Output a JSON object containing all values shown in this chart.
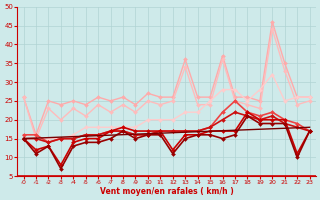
{
  "background_color": "#ceeaea",
  "grid_color": "#b0d4d4",
  "xlabel": "Vent moyen/en rafales ( km/h )",
  "xlabel_color": "#cc0000",
  "tick_color": "#cc0000",
  "spine_color": "#cc0000",
  "xlim": [
    -0.5,
    23.5
  ],
  "ylim": [
    5,
    50
  ],
  "yticks": [
    5,
    10,
    15,
    20,
    25,
    30,
    35,
    40,
    45,
    50
  ],
  "xticks": [
    0,
    1,
    2,
    3,
    4,
    5,
    6,
    7,
    8,
    9,
    10,
    11,
    12,
    13,
    14,
    15,
    16,
    17,
    18,
    19,
    20,
    21,
    22,
    23
  ],
  "series": [
    {
      "x": [
        0,
        1,
        2,
        3,
        4,
        5,
        6,
        7,
        8,
        9,
        10,
        11,
        12,
        13,
        14,
        15,
        16,
        17,
        18,
        19,
        20,
        21,
        22,
        23
      ],
      "y": [
        26,
        16,
        25,
        24,
        25,
        24,
        26,
        25,
        26,
        24,
        27,
        26,
        26,
        36,
        26,
        26,
        37,
        26,
        26,
        25,
        46,
        35,
        26,
        26
      ],
      "color": "#ffaaaa",
      "lw": 1.0,
      "marker": "D",
      "ms": 2.0
    },
    {
      "x": [
        0,
        1,
        2,
        3,
        4,
        5,
        6,
        7,
        8,
        9,
        10,
        11,
        12,
        13,
        14,
        15,
        16,
        17,
        18,
        19,
        20,
        21,
        22,
        23
      ],
      "y": [
        26,
        15,
        23,
        20,
        23,
        21,
        24,
        22,
        24,
        22,
        25,
        24,
        25,
        34,
        24,
        24,
        36,
        25,
        24,
        23,
        44,
        33,
        24,
        25
      ],
      "color": "#ffbbbb",
      "lw": 1.0,
      "marker": "D",
      "ms": 2.0
    },
    {
      "x": [
        0,
        1,
        2,
        3,
        4,
        5,
        6,
        7,
        8,
        9,
        10,
        11,
        12,
        13,
        14,
        15,
        16,
        17,
        18,
        19,
        20,
        21,
        22,
        23
      ],
      "y": [
        15,
        15,
        15,
        15,
        16,
        18,
        18,
        18,
        18,
        18,
        20,
        20,
        20,
        22,
        22,
        25,
        28,
        28,
        25,
        28,
        32,
        25,
        26,
        26
      ],
      "color": "#ffcccc",
      "lw": 1.0,
      "marker": "D",
      "ms": 2.0
    },
    {
      "x": [
        0,
        1,
        2,
        3,
        4,
        5,
        6,
        7,
        8,
        9,
        10,
        11,
        12,
        13,
        14,
        15,
        16,
        17,
        18,
        19,
        20,
        21,
        22,
        23
      ],
      "y": [
        16,
        16,
        14,
        15,
        15,
        16,
        16,
        17,
        17,
        16,
        16,
        17,
        17,
        17,
        17,
        18,
        22,
        25,
        22,
        21,
        22,
        20,
        19,
        17
      ],
      "color": "#ee4444",
      "lw": 1.2,
      "marker": "D",
      "ms": 2.0
    },
    {
      "x": [
        0,
        1,
        2,
        3,
        4,
        5,
        6,
        7,
        8,
        9,
        10,
        11,
        12,
        13,
        14,
        15,
        16,
        17,
        18,
        19,
        20,
        21,
        22,
        23
      ],
      "y": [
        15,
        15,
        14,
        15,
        15,
        16,
        16,
        17,
        17,
        16,
        16,
        17,
        17,
        17,
        17,
        18,
        20,
        22,
        21,
        20,
        21,
        19,
        18,
        17
      ],
      "color": "#cc1111",
      "lw": 1.2,
      "marker": "D",
      "ms": 2.0
    },
    {
      "x": [
        0,
        1,
        2,
        3,
        4,
        5,
        6,
        7,
        8,
        9,
        10,
        11,
        12,
        13,
        14,
        15,
        16,
        17,
        18,
        19,
        20,
        21,
        22,
        23
      ],
      "y": [
        15,
        12,
        13,
        8,
        14,
        15,
        15,
        17,
        18,
        17,
        17,
        17,
        12,
        16,
        16,
        17,
        17,
        17,
        22,
        20,
        20,
        20,
        11,
        17
      ],
      "color": "#cc0000",
      "lw": 1.2,
      "marker": "D",
      "ms": 2.0
    },
    {
      "x": [
        0,
        1,
        2,
        3,
        4,
        5,
        6,
        7,
        8,
        9,
        10,
        11,
        12,
        13,
        14,
        15,
        16,
        17,
        18,
        19,
        20,
        21,
        22,
        23
      ],
      "y": [
        15,
        11,
        13,
        7,
        13,
        14,
        14,
        15,
        17,
        15,
        16,
        16,
        11,
        15,
        16,
        16,
        15,
        16,
        21,
        19,
        19,
        19,
        10,
        17
      ],
      "color": "#990000",
      "lw": 1.2,
      "marker": "D",
      "ms": 2.0
    },
    {
      "x": [
        0,
        23
      ],
      "y": [
        15,
        18
      ],
      "color": "#770000",
      "lw": 1.0,
      "marker": null,
      "ms": 0
    }
  ]
}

★ ★ ★

- What the exercise asks -
Write out all the entries exactly, except for the pictures.

- Solution for this problem -
Output a JSON object containing all values shown in this chart.
{
  "background_color": "#ceeaea",
  "grid_color": "#b0d4d4",
  "xlabel": "Vent moyen/en rafales ( km/h )",
  "xlabel_color": "#cc0000",
  "tick_color": "#cc0000",
  "spine_color": "#cc0000",
  "xlim": [
    -0.5,
    23.5
  ],
  "ylim": [
    5,
    50
  ],
  "yticks": [
    5,
    10,
    15,
    20,
    25,
    30,
    35,
    40,
    45,
    50
  ],
  "xticks": [
    0,
    1,
    2,
    3,
    4,
    5,
    6,
    7,
    8,
    9,
    10,
    11,
    12,
    13,
    14,
    15,
    16,
    17,
    18,
    19,
    20,
    21,
    22,
    23
  ],
  "series": [
    {
      "x": [
        0,
        1,
        2,
        3,
        4,
        5,
        6,
        7,
        8,
        9,
        10,
        11,
        12,
        13,
        14,
        15,
        16,
        17,
        18,
        19,
        20,
        21,
        22,
        23
      ],
      "y": [
        26,
        16,
        25,
        24,
        25,
        24,
        26,
        25,
        26,
        24,
        27,
        26,
        26,
        36,
        26,
        26,
        37,
        26,
        26,
        25,
        46,
        35,
        26,
        26
      ],
      "color": "#ffaaaa",
      "lw": 1.0,
      "marker": "D",
      "ms": 2.0
    },
    {
      "x": [
        0,
        1,
        2,
        3,
        4,
        5,
        6,
        7,
        8,
        9,
        10,
        11,
        12,
        13,
        14,
        15,
        16,
        17,
        18,
        19,
        20,
        21,
        22,
        23
      ],
      "y": [
        26,
        15,
        23,
        20,
        23,
        21,
        24,
        22,
        24,
        22,
        25,
        24,
        25,
        34,
        24,
        24,
        36,
        25,
        24,
        23,
        44,
        33,
        24,
        25
      ],
      "color": "#ffbbbb",
      "lw": 1.0,
      "marker": "D",
      "ms": 2.0
    },
    {
      "x": [
        0,
        1,
        2,
        3,
        4,
        5,
        6,
        7,
        8,
        9,
        10,
        11,
        12,
        13,
        14,
        15,
        16,
        17,
        18,
        19,
        20,
        21,
        22,
        23
      ],
      "y": [
        15,
        15,
        15,
        15,
        16,
        18,
        18,
        18,
        18,
        18,
        20,
        20,
        20,
        22,
        22,
        25,
        28,
        28,
        25,
        28,
        32,
        25,
        26,
        26
      ],
      "color": "#ffcccc",
      "lw": 1.0,
      "marker": "D",
      "ms": 2.0
    },
    {
      "x": [
        0,
        1,
        2,
        3,
        4,
        5,
        6,
        7,
        8,
        9,
        10,
        11,
        12,
        13,
        14,
        15,
        16,
        17,
        18,
        19,
        20,
        21,
        22,
        23
      ],
      "y": [
        16,
        16,
        14,
        15,
        15,
        16,
        16,
        17,
        17,
        16,
        16,
        17,
        17,
        17,
        17,
        18,
        22,
        25,
        22,
        21,
        22,
        20,
        19,
        17
      ],
      "color": "#ee4444",
      "lw": 1.2,
      "marker": "D",
      "ms": 2.0
    },
    {
      "x": [
        0,
        1,
        2,
        3,
        4,
        5,
        6,
        7,
        8,
        9,
        10,
        11,
        12,
        13,
        14,
        15,
        16,
        17,
        18,
        19,
        20,
        21,
        22,
        23
      ],
      "y": [
        15,
        15,
        14,
        15,
        15,
        16,
        16,
        17,
        17,
        16,
        16,
        17,
        17,
        17,
        17,
        18,
        20,
        22,
        21,
        20,
        21,
        19,
        18,
        17
      ],
      "color": "#cc1111",
      "lw": 1.2,
      "marker": "D",
      "ms": 2.0
    },
    {
      "x": [
        0,
        1,
        2,
        3,
        4,
        5,
        6,
        7,
        8,
        9,
        10,
        11,
        12,
        13,
        14,
        15,
        16,
        17,
        18,
        19,
        20,
        21,
        22,
        23
      ],
      "y": [
        15,
        12,
        13,
        8,
        14,
        15,
        15,
        17,
        18,
        17,
        17,
        17,
        12,
        16,
        16,
        17,
        17,
        17,
        22,
        20,
        20,
        20,
        11,
        17
      ],
      "color": "#cc0000",
      "lw": 1.2,
      "marker": "D",
      "ms": 2.0
    },
    {
      "x": [
        0,
        1,
        2,
        3,
        4,
        5,
        6,
        7,
        8,
        9,
        10,
        11,
        12,
        13,
        14,
        15,
        16,
        17,
        18,
        19,
        20,
        21,
        22,
        23
      ],
      "y": [
        15,
        11,
        13,
        7,
        13,
        14,
        14,
        15,
        17,
        15,
        16,
        16,
        11,
        15,
        16,
        16,
        15,
        16,
        21,
        19,
        19,
        19,
        10,
        17
      ],
      "color": "#990000",
      "lw": 1.2,
      "marker": "D",
      "ms": 2.0
    },
    {
      "x": [
        0,
        23
      ],
      "y": [
        15,
        18
      ],
      "color": "#770000",
      "lw": 1.0,
      "marker": null,
      "ms": 0
    }
  ]
}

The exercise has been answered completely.